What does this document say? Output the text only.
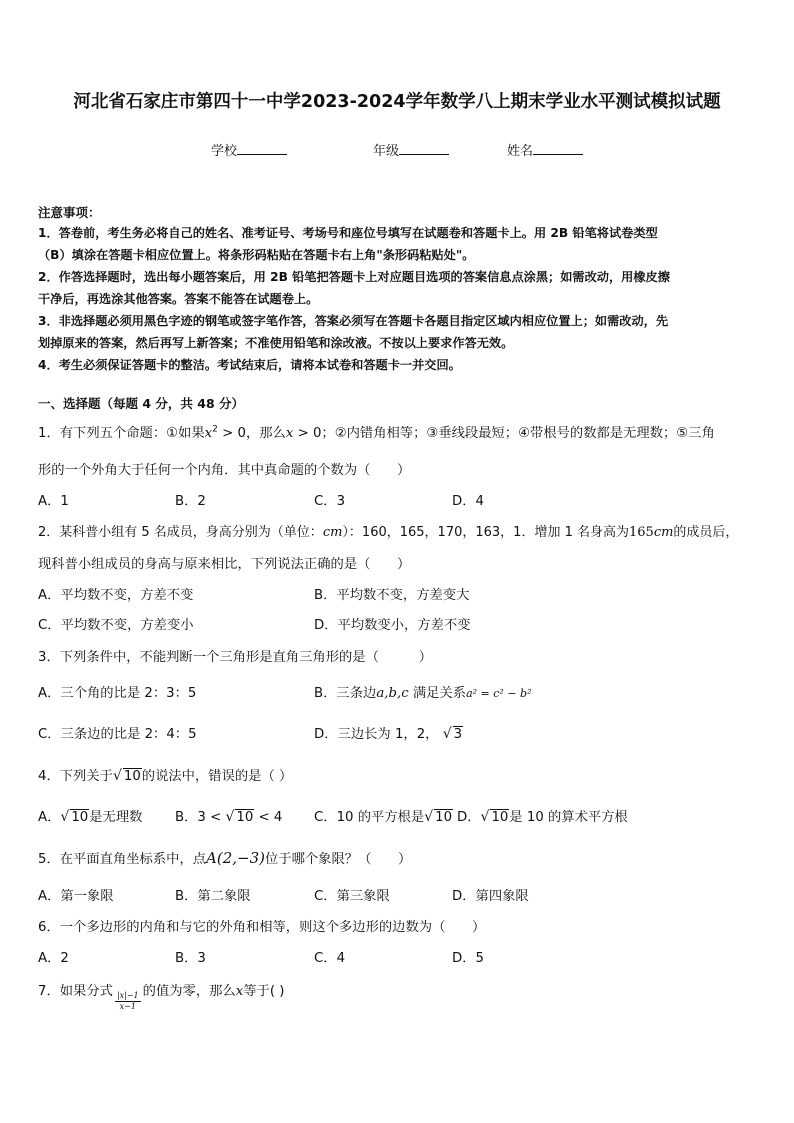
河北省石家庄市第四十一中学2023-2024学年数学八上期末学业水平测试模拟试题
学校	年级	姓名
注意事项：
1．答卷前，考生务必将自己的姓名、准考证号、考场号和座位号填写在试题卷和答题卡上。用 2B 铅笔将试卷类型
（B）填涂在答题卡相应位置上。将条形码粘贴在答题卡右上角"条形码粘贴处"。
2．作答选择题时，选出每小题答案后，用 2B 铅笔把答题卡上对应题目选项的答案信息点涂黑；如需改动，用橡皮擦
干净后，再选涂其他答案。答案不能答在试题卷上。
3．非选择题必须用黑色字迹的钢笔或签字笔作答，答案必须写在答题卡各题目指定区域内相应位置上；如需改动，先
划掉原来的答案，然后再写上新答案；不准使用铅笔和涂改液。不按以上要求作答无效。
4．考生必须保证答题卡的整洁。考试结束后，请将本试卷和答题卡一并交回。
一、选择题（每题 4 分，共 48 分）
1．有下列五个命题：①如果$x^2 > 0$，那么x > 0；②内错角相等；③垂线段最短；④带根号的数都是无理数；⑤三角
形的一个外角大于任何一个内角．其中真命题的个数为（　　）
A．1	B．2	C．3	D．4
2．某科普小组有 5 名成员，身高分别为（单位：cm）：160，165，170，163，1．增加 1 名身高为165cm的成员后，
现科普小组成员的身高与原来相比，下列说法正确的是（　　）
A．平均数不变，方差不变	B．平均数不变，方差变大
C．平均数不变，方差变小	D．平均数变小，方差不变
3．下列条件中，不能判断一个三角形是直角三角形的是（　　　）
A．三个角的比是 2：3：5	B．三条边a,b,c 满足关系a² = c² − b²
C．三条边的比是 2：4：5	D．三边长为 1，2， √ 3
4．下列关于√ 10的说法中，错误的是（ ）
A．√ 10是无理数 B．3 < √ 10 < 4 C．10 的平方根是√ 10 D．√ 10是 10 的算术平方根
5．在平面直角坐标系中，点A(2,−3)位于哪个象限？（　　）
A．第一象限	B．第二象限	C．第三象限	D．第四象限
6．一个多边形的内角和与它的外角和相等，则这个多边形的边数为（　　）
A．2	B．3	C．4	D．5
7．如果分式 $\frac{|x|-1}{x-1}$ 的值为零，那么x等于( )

◇ ◇ ◇ ◇ ◇ ◇ ◇

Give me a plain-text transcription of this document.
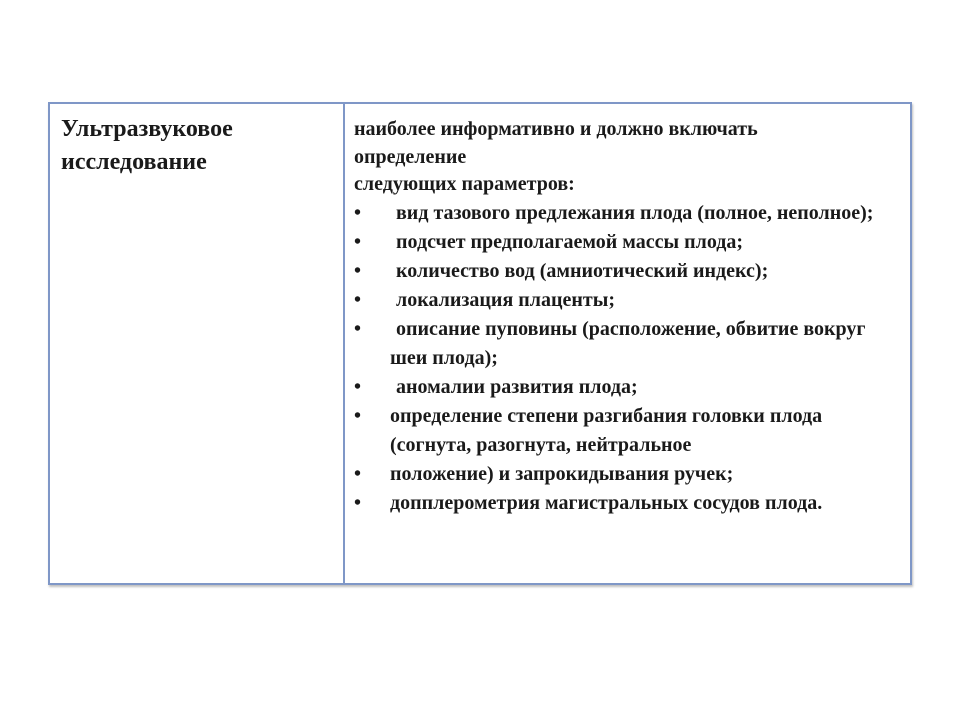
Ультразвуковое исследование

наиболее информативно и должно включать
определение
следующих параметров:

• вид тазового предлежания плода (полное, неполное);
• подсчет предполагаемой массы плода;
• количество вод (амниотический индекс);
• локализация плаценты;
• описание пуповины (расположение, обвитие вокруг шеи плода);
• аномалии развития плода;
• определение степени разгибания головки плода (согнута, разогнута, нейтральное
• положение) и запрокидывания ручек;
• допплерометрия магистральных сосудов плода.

◇ ◇ ◇ ◇ ◇ ◇ ◇

> _AIM OF THE TASK_
Collect each line of the entries that has the word "平均数不变", copying it in full.

> _FULL RESPONSE_
A．平均数不变，方差不变	B．平均数不变，方差变大
C．平均数不变，方差变小	D．平均数变小，方差不变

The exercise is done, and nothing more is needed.